[Extracted data entries]
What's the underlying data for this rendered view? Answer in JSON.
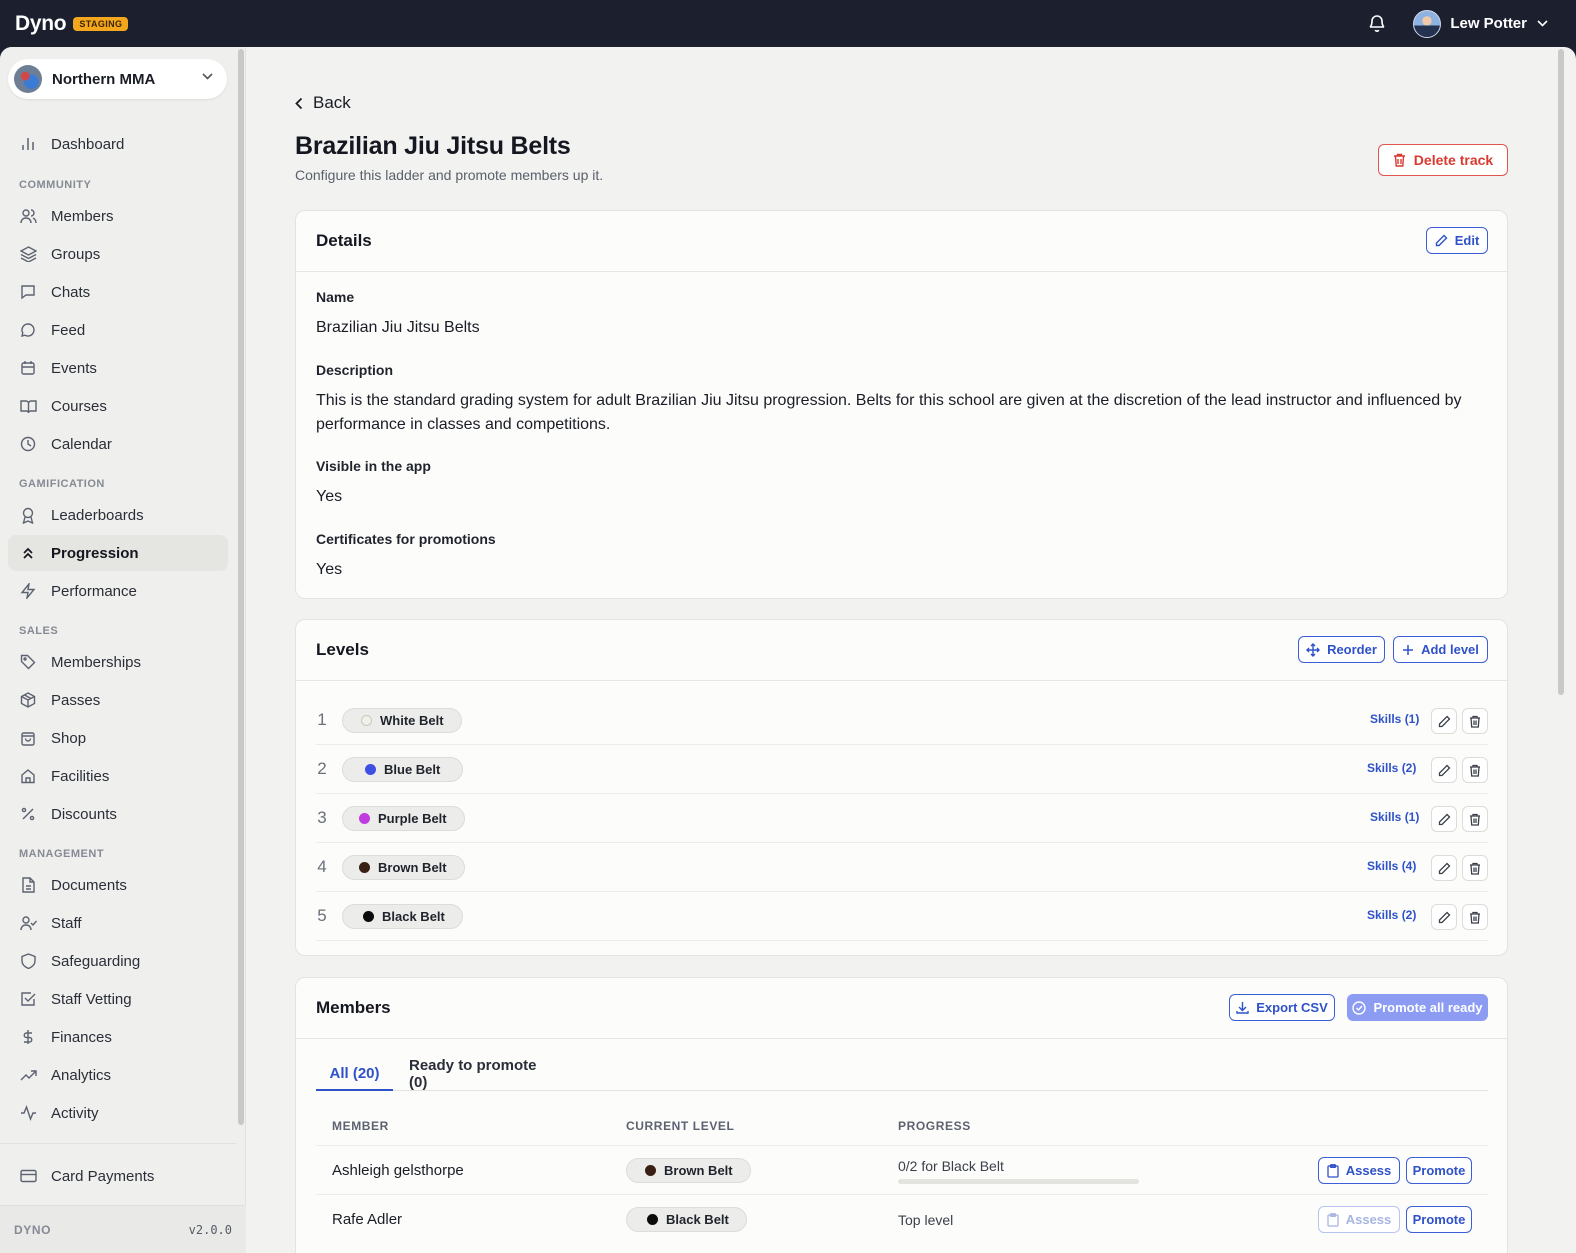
{
  "app": {
    "brand": "Dyno",
    "env": "STAGING",
    "version": "v2.0.0",
    "footer_name": "DYNO"
  },
  "user": {
    "name": "Lew Potter"
  },
  "org": {
    "name": "Northern MMA"
  },
  "sidebar": {
    "dashboard": "Dashboard",
    "sections": {
      "community": "COMMUNITY",
      "gamification": "GAMIFICATION",
      "sales": "SALES",
      "management": "MANAGEMENT"
    },
    "community": [
      "Members",
      "Groups",
      "Chats",
      "Feed",
      "Events",
      "Courses",
      "Calendar"
    ],
    "gamification": [
      "Leaderboards",
      "Progression",
      "Performance"
    ],
    "sales": [
      "Memberships",
      "Passes",
      "Shop",
      "Facilities",
      "Discounts"
    ],
    "management": [
      "Documents",
      "Staff",
      "Safeguarding",
      "Staff Vetting",
      "Finances",
      "Analytics",
      "Activity"
    ],
    "bottom": "Card Payments",
    "active": "Progression"
  },
  "page": {
    "back": "Back",
    "title": "Brazilian Jiu Jitsu Belts",
    "subtitle": "Configure this ladder and promote members up it.",
    "delete_label": "Delete track"
  },
  "details": {
    "title": "Details",
    "edit_label": "Edit",
    "name_label": "Name",
    "name_value": "Brazilian Jiu Jitsu Belts",
    "description_label": "Description",
    "description_value": "This is the standard grading system for adult Brazilian Jiu Jitsu progression. Belts for this school are given at the discretion of the lead instructor and influenced by performance in classes and competitions.",
    "visible_label": "Visible in the app",
    "visible_value": "Yes",
    "certificates_label": "Certificates for promotions",
    "certificates_value": "Yes"
  },
  "levels": {
    "title": "Levels",
    "reorder_label": "Reorder",
    "add_label": "Add level",
    "items": [
      {
        "num": "1",
        "name": "White Belt",
        "color": "#f1f1ea",
        "skills": "Skills (1)"
      },
      {
        "num": "2",
        "name": "Blue Belt",
        "color": "#3e4fe3",
        "skills": "Skills (2)"
      },
      {
        "num": "3",
        "name": "Purple Belt",
        "color": "#c03be0",
        "skills": "Skills (1)"
      },
      {
        "num": "4",
        "name": "Brown Belt",
        "color": "#3a1f14",
        "skills": "Skills (4)"
      },
      {
        "num": "5",
        "name": "Black Belt",
        "color": "#0b0b0b",
        "skills": "Skills (2)"
      }
    ]
  },
  "members": {
    "title": "Members",
    "export_label": "Export CSV",
    "promote_all_label": "Promote all ready",
    "tabs": [
      "All (20)",
      "Ready to promote (0)"
    ],
    "columns": [
      "MEMBER",
      "CURRENT LEVEL",
      "PROGRESS"
    ],
    "assess_label": "Assess",
    "promote_label": "Promote",
    "rows": [
      {
        "name": "Ashleigh gelsthorpe",
        "level": "Brown Belt",
        "level_color": "#3a1f14",
        "progress_text": "0/2 for Black Belt",
        "progress": 0
      },
      {
        "name": "Rafe Adler",
        "level": "Black Belt",
        "level_color": "#0b0b0b",
        "progress_text": "Top level"
      }
    ]
  }
}
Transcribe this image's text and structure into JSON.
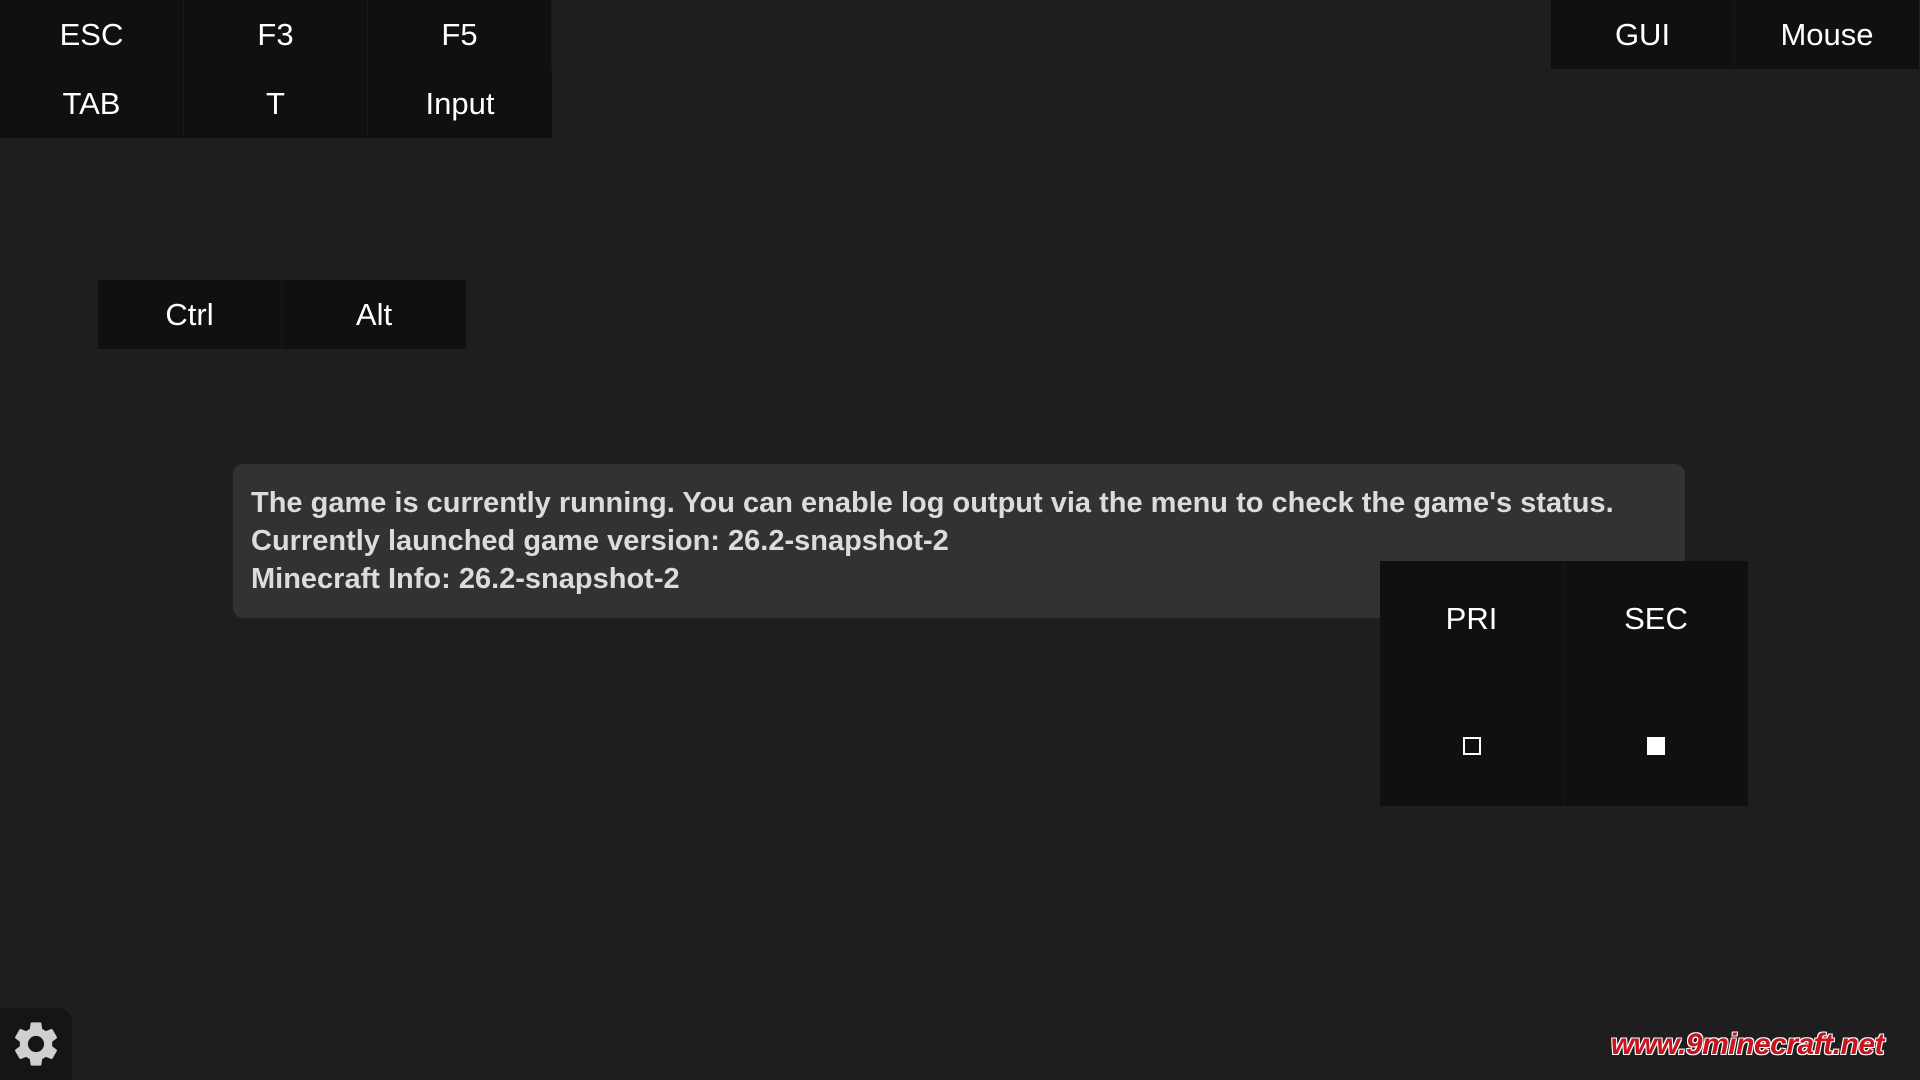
{
  "top_left_keys": {
    "row1": [
      "ESC",
      "F3",
      "F5"
    ],
    "row2": [
      "TAB",
      "T",
      "Input"
    ]
  },
  "top_right_keys": [
    "GUI",
    "Mouse"
  ],
  "modifier_keys": [
    "Ctrl",
    "Alt"
  ],
  "status": {
    "line1": "The game is currently running. You can enable log output via the menu to check the game's status.",
    "line2": "Currently launched game version: 26.2-snapshot-2",
    "line3": "Minecraft Info: 26.2-snapshot-2"
  },
  "mouse_buttons": {
    "primary": {
      "label": "PRI",
      "icon": "empty-square-icon"
    },
    "secondary": {
      "label": "SEC",
      "icon": "filled-square-icon"
    }
  },
  "settings": {
    "icon": "gear-icon"
  },
  "watermark": "www.9minecraft.net",
  "colors": {
    "background": "#1e1e1e",
    "key_background": "#101010",
    "status_box": "#323232",
    "status_text": "#dcdcdc",
    "watermark": "#c8141e"
  }
}
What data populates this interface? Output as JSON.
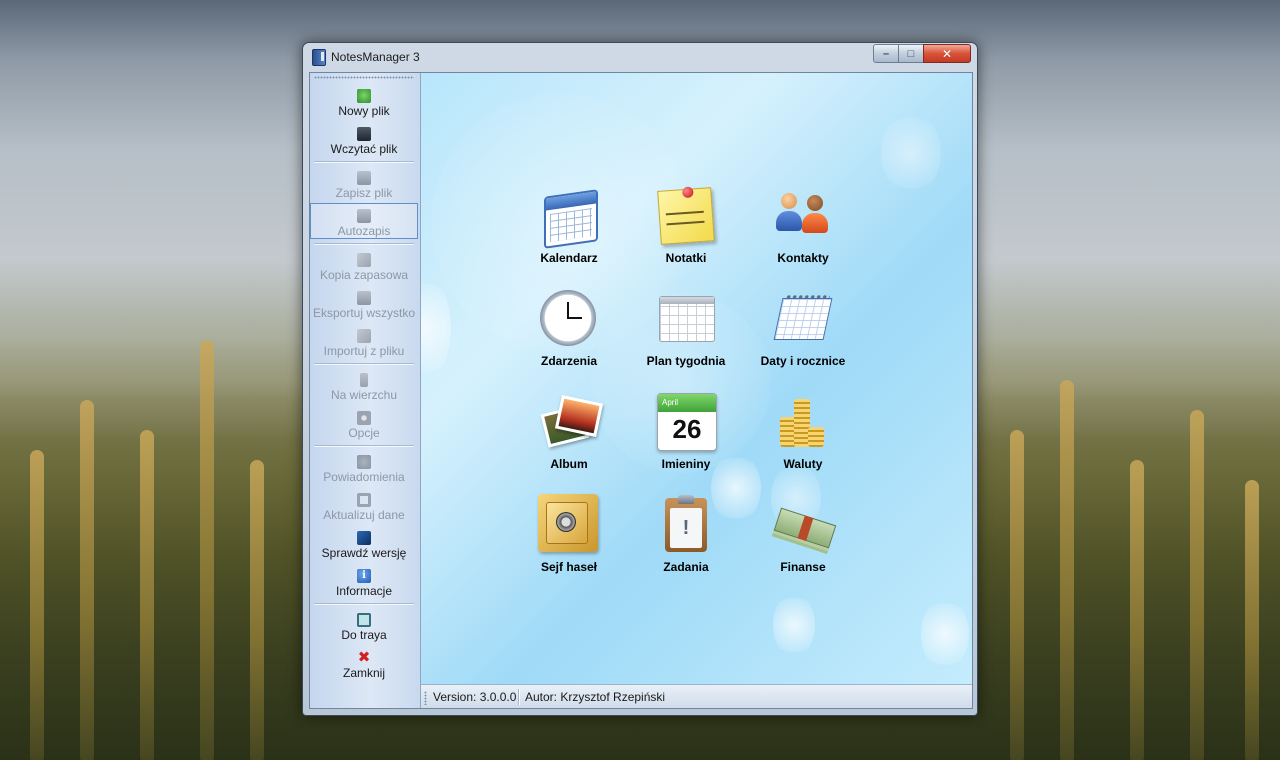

• [WHAT THE TASK REQUIRES] Reproduce the records above exactly, leaving out every picture they contain.

• [TASK SOLUTION]
What's the underlying data for this rendered view? Answer in JSON.
{
  "app": {
    "brand": "Dyno",
    "env": "STAGING",
    "version": "v2.0.0",
    "footer_name": "DYNO"
  },
  "user": {
    "name": "Lew Potter"
  },
  "org": {
    "name": "Northern MMA"
  },
  "sidebar": {
    "dashboard": "Dashboard",
    "sections": {
      "community": "COMMUNITY",
      "gamification": "GAMIFICATION",
      "sales": "SALES",
      "management": "MANAGEMENT"
    },
    "community": [
      "Members",
      "Groups",
      "Chats",
      "Feed",
      "Events",
      "Courses",
      "Calendar"
    ],
    "gamification": [
      "Leaderboards",
      "Progression",
      "Performance"
    ],
    "sales": [
      "Memberships",
      "Passes",
      "Shop",
      "Facilities",
      "Discounts"
    ],
    "management": [
      "Documents",
      "Staff",
      "Safeguarding",
      "Staff Vetting",
      "Finances",
      "Analytics",
      "Activity"
    ],
    "bottom": "Card Payments",
    "active": "Progression"
  },
  "page": {
    "back": "Back",
    "title": "Brazilian Jiu Jitsu Belts",
    "subtitle": "Configure this ladder and promote members up it.",
    "delete_label": "Delete track"
  },
  "details": {
    "title": "Details",
    "edit_label": "Edit",
    "name_label": "Name",
    "name_value": "Brazilian Jiu Jitsu Belts",
    "description_label": "Description",
    "description_value": "This is the standard grading system for adult Brazilian Jiu Jitsu progression. Belts for this school are given at the discretion of the lead instructor and influenced by performance in classes and competitions.",
    "visible_label": "Visible in the app",
    "visible_value": "Yes",
    "certificates_label": "Certificates for promotions",
    "certificates_value": "Yes"
  },
  "levels": {
    "title": "Levels",
    "reorder_label": "Reorder",
    "add_label": "Add level",
    "items": [
      {
        "num": "1",
        "name": "White Belt",
        "color": "#f1f1ea",
        "skills": "Skills (1)"
      },
      {
        "num": "2",
        "name": "Blue Belt",
        "color": "#3e4fe3",
        "skills": "Skills (2)"
      },
      {
        "num": "3",
        "name": "Purple Belt",
        "color": "#c03be0",
        "skills": "Skills (1)"
      },
      {
        "num": "4",
        "name": "Brown Belt",
        "color": "#3a1f14",
        "skills": "Skills (4)"
      },
      {
        "num": "5",
        "name": "Black Belt",
        "color": "#0b0b0b",
        "skills": "Skills (2)"
      }
    ]
  },
  "members": {
    "title": "Members",
    "export_label": "Export CSV",
    "promote_all_label": "Promote all ready",
    "tabs": [
      "All (20)",
      "Ready to promote (0)"
    ],
    "columns": [
      "MEMBER",
      "CURRENT LEVEL",
      "PROGRESS"
    ],
    "assess_label": "Assess",
    "promote_label": "Promote",
    "rows": [
      {
        "name": "Ashleigh gelsthorpe",
        "level": "Brown Belt",
        "level_color": "#3a1f14",
        "progress_text": "0/2 for Black Belt",
        "progress": 0
      },
      {
        "name": "Rafe Adler",
        "level": "Black Belt",
        "level_color": "#0b0b0b",
        "progress_text": "Top level"
      }
    ]
  }
}
Transcribe this image's text and structure into JSON.
{
  "top_left_keys": {
    "row1": [
      "ESC",
      "F3",
      "F5"
    ],
    "row2": [
      "TAB",
      "T",
      "Input"
    ]
  },
  "top_right_keys": [
    "GUI",
    "Mouse"
  ],
  "modifier_keys": [
    "Ctrl",
    "Alt"
  ],
  "status": {
    "line1": "The game is currently running. You can enable log output via the menu to check the game's status.",
    "line2": "Currently launched game version: 26.2-snapshot-2",
    "line3": "Minecraft Info: 26.2-snapshot-2"
  },
  "mouse_buttons": {
    "primary": {
      "label": "PRI",
      "icon": "empty-square-icon"
    },
    "secondary": {
      "label": "SEC",
      "icon": "filled-square-icon"
    }
  },
  "settings": {
    "icon": "gear-icon"
  },
  "watermark": "www.9minecraft.net",
  "colors": {
    "background": "#1e1e1e",
    "key_background": "#101010",
    "status_box": "#323232",
    "status_text": "#dcdcdc",
    "watermark": "#c8141e"
  }
}
What data populates this interface? Output as JSON.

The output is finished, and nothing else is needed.